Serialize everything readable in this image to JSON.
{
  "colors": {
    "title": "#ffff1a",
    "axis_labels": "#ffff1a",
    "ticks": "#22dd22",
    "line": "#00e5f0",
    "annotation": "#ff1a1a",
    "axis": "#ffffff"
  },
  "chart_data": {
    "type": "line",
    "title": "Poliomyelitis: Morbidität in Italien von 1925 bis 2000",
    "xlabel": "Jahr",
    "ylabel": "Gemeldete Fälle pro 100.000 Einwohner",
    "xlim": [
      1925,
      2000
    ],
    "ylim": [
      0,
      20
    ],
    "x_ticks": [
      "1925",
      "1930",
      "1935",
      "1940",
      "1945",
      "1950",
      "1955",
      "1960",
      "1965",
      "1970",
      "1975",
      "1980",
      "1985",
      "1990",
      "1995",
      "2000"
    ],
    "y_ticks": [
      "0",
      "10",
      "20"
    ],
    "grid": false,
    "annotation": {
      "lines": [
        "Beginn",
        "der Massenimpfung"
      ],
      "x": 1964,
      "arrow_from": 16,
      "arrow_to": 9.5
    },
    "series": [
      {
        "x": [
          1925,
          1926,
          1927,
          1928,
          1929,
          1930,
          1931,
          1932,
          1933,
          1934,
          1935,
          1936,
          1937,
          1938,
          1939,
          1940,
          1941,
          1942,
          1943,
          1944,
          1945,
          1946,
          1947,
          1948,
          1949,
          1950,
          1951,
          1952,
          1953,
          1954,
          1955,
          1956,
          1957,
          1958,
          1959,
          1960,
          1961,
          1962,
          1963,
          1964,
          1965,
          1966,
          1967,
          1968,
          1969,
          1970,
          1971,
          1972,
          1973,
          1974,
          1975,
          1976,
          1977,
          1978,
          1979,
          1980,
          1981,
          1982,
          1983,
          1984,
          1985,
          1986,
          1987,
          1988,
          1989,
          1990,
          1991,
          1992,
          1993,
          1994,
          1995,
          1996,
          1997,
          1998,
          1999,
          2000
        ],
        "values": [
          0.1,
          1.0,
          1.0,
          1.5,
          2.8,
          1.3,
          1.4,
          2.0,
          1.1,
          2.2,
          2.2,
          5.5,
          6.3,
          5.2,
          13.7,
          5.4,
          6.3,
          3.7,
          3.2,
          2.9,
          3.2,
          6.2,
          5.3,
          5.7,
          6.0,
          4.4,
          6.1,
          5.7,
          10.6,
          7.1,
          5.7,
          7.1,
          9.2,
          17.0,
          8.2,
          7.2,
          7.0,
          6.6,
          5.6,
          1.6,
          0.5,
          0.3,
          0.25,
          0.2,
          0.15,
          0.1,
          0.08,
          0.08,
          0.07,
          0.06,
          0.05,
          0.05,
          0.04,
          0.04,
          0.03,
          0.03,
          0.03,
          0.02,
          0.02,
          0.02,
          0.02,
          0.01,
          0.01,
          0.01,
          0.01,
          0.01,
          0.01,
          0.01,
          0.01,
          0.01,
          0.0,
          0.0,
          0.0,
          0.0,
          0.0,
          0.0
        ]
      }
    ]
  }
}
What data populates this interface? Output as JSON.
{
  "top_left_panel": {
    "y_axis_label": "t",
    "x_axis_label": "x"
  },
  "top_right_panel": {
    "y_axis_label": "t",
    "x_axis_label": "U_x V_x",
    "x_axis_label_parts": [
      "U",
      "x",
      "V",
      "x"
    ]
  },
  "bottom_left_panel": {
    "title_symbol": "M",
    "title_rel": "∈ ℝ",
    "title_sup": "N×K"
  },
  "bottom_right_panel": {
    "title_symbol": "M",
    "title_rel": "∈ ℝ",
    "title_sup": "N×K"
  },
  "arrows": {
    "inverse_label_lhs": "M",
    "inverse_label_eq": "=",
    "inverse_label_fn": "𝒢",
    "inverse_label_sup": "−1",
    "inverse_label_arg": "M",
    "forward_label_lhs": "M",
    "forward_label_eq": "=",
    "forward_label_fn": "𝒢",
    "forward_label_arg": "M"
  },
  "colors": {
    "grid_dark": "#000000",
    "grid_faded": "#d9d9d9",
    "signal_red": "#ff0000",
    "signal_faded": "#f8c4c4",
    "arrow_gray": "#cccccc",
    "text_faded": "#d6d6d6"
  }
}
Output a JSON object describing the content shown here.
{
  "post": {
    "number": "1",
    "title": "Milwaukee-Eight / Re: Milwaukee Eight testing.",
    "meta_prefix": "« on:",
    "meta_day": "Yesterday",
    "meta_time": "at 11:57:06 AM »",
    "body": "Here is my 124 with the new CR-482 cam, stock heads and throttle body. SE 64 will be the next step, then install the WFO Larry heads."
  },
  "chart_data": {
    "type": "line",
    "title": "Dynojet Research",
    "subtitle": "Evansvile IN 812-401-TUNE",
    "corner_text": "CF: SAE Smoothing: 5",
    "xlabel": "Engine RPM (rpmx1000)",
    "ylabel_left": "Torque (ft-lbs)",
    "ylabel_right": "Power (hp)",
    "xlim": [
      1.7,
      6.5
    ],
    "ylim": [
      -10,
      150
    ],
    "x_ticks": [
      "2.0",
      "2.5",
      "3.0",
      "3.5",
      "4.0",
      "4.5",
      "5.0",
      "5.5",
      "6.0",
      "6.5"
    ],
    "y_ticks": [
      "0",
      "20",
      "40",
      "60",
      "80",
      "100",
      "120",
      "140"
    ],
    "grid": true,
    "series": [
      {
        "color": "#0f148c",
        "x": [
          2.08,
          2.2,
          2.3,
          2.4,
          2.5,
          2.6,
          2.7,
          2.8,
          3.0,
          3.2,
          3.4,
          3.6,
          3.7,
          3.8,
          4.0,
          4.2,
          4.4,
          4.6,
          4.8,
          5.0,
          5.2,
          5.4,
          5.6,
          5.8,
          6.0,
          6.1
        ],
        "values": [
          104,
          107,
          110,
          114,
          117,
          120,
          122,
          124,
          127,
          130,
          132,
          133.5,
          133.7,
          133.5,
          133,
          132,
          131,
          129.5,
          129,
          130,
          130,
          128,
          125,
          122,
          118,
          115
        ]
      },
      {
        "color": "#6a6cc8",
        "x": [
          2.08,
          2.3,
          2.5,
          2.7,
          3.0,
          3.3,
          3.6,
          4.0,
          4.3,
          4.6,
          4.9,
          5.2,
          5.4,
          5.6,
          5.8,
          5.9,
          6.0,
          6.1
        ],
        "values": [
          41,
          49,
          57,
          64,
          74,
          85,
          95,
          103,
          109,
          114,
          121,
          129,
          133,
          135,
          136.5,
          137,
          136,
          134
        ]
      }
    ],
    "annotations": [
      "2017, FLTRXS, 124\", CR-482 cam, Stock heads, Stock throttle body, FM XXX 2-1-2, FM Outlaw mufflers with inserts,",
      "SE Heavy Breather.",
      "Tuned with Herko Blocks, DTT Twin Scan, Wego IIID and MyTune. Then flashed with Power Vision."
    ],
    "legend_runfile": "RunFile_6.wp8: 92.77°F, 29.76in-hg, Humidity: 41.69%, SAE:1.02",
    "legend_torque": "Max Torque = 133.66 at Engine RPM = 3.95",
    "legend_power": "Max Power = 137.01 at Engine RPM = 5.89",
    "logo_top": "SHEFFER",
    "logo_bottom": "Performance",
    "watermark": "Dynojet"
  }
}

• • • •

Copy the data above in full, character for character.

Serialize everything readable in this image to JSON.
{
  "colors": {
    "title": "#ffff1a",
    "axis_labels": "#ffff1a",
    "ticks": "#22dd22",
    "line": "#00e5f0",
    "annotation": "#ff1a1a",
    "axis": "#ffffff"
  },
  "chart_data": {
    "type": "line",
    "title": "Poliomyelitis: Morbidität in Italien von 1925 bis 2000",
    "xlabel": "Jahr",
    "ylabel": "Gemeldete Fälle pro 100.000 Einwohner",
    "xlim": [
      1925,
      2000
    ],
    "ylim": [
      0,
      20
    ],
    "x_ticks": [
      "1925",
      "1930",
      "1935",
      "1940",
      "1945",
      "1950",
      "1955",
      "1960",
      "1965",
      "1970",
      "1975",
      "1980",
      "1985",
      "1990",
      "1995",
      "2000"
    ],
    "y_ticks": [
      "0",
      "10",
      "20"
    ],
    "grid": false,
    "annotation": {
      "lines": [
        "Beginn",
        "der Massenimpfung"
      ],
      "x": 1964,
      "arrow_from": 16,
      "arrow_to": 9.5
    },
    "series": [
      {
        "x": [
          1925,
          1926,
          1927,
          1928,
          1929,
          1930,
          1931,
          1932,
          1933,
          1934,
          1935,
          1936,
          1937,
          1938,
          1939,
          1940,
          1941,
          1942,
          1943,
          1944,
          1945,
          1946,
          1947,
          1948,
          1949,
          1950,
          1951,
          1952,
          1953,
          1954,
          1955,
          1956,
          1957,
          1958,
          1959,
          1960,
          1961,
          1962,
          1963,
          1964,
          1965,
          1966,
          1967,
          1968,
          1969,
          1970,
          1971,
          1972,
          1973,
          1974,
          1975,
          1976,
          1977,
          1978,
          1979,
          1980,
          1981,
          1982,
          1983,
          1984,
          1985,
          1986,
          1987,
          1988,
          1989,
          1990,
          1991,
          1992,
          1993,
          1994,
          1995,
          1996,
          1997,
          1998,
          1999,
          2000
        ],
        "values": [
          0.1,
          1.0,
          1.0,
          1.5,
          2.8,
          1.3,
          1.4,
          2.0,
          1.1,
          2.2,
          2.2,
          5.5,
          6.3,
          5.2,
          13.7,
          5.4,
          6.3,
          3.7,
          3.2,
          2.9,
          3.2,
          6.2,
          5.3,
          5.7,
          6.0,
          4.4,
          6.1,
          5.7,
          10.6,
          7.1,
          5.7,
          7.1,
          9.2,
          17.0,
          8.2,
          7.2,
          7.0,
          6.6,
          5.6,
          1.6,
          0.5,
          0.3,
          0.25,
          0.2,
          0.15,
          0.1,
          0.08,
          0.08,
          0.07,
          0.06,
          0.05,
          0.05,
          0.04,
          0.04,
          0.03,
          0.03,
          0.03,
          0.02,
          0.02,
          0.02,
          0.02,
          0.01,
          0.01,
          0.01,
          0.01,
          0.01,
          0.01,
          0.01,
          0.01,
          0.01,
          0.0,
          0.0,
          0.0,
          0.0,
          0.0,
          0.0
        ]
      }
    ]
  }
}
What data populates this interface? Output as JSON.
{
  "top_left_panel": {
    "y_axis_label": "t",
    "x_axis_label": "x"
  },
  "top_right_panel": {
    "y_axis_label": "t",
    "x_axis_label": "U_x V_x",
    "x_axis_label_parts": [
      "U",
      "x",
      "V",
      "x"
    ]
  },
  "bottom_left_panel": {
    "title_symbol": "M",
    "title_rel": "∈ ℝ",
    "title_sup": "N×K"
  },
  "bottom_right_panel": {
    "title_symbol": "M",
    "title_rel": "∈ ℝ",
    "title_sup": "N×K"
  },
  "arrows": {
    "inverse_label_lhs": "M",
    "inverse_label_eq": "=",
    "inverse_label_fn": "𝒢",
    "inverse_label_sup": "−1",
    "inverse_label_arg": "M",
    "forward_label_lhs": "M",
    "forward_label_eq": "=",
    "forward_label_fn": "𝒢",
    "forward_label_arg": "M"
  },
  "colors": {
    "grid_dark": "#000000",
    "grid_faded": "#d9d9d9",
    "signal_red": "#ff0000",
    "signal_faded": "#f8c4c4",
    "arrow_gray": "#cccccc",
    "text_faded": "#d6d6d6"
  }
}
Output a JSON object describing the content shown here.
{
  "post": {
    "number": "1",
    "title": "Milwaukee-Eight / Re: Milwaukee Eight testing.",
    "meta_prefix": "« on:",
    "meta_day": "Yesterday",
    "meta_time": "at 11:57:06 AM »",
    "body": "Here is my 124 with the new CR-482 cam, stock heads and throttle body. SE 64 will be the next step, then install the WFO Larry heads."
  },
  "chart_data": {
    "type": "line",
    "title": "Dynojet Research",
    "subtitle": "Evansvile IN 812-401-TUNE",
    "corner_text": "CF: SAE Smoothing: 5",
    "xlabel": "Engine RPM (rpmx1000)",
    "ylabel_left": "Torque (ft-lbs)",
    "ylabel_right": "Power (hp)",
    "xlim": [
      1.7,
      6.5
    ],
    "ylim": [
      -10,
      150
    ],
    "x_ticks": [
      "2.0",
      "2.5",
      "3.0",
      "3.5",
      "4.0",
      "4.5",
      "5.0",
      "5.5",
      "6.0",
      "6.5"
    ],
    "y_ticks": [
      "0",
      "20",
      "40",
      "60",
      "80",
      "100",
      "120",
      "140"
    ],
    "grid": true,
    "series": [
      {
        "color": "#0f148c",
        "x": [
          2.08,
          2.2,
          2.3,
          2.4,
          2.5,
          2.6,
          2.7,
          2.8,
          3.0,
          3.2,
          3.4,
          3.6,
          3.7,
          3.8,
          4.0,
          4.2,
          4.4,
          4.6,
          4.8,
          5.0,
          5.2,
          5.4,
          5.6,
          5.8,
          6.0,
          6.1
        ],
        "values": [
          104,
          107,
          110,
          114,
          117,
          120,
          122,
          124,
          127,
          130,
          132,
          133.5,
          133.7,
          133.5,
          133,
          132,
          131,
          129.5,
          129,
          130,
          130,
          128,
          125,
          122,
          118,
          115
        ]
      },
      {
        "color": "#6a6cc8",
        "x": [
          2.08,
          2.3,
          2.5,
          2.7,
          3.0,
          3.3,
          3.6,
          4.0,
          4.3,
          4.6,
          4.9,
          5.2,
          5.4,
          5.6,
          5.8,
          5.9,
          6.0,
          6.1
        ],
        "values": [
          41,
          49,
          57,
          64,
          74,
          85,
          95,
          103,
          109,
          114,
          121,
          129,
          133,
          135,
          136.5,
          137,
          136,
          134
        ]
      }
    ],
    "annotations": [
      "2017, FLTRXS, 124\", CR-482 cam, Stock heads, Stock throttle body, FM XXX 2-1-2, FM Outlaw mufflers with inserts,",
      "SE Heavy Breather.",
      "Tuned with Herko Blocks, DTT Twin Scan, Wego IIID and MyTune. Then flashed with Power Vision."
    ],
    "legend_runfile": "RunFile_6.wp8: 92.77°F, 29.76in-hg, Humidity: 41.69%, SAE:1.02",
    "legend_torque": "Max Torque = 133.66 at Engine RPM = 3.95",
    "legend_power": "Max Power = 137.01 at Engine RPM = 5.89",
    "logo_top": "SHEFFER",
    "logo_bottom": "Performance",
    "watermark": "Dynojet"
  }
}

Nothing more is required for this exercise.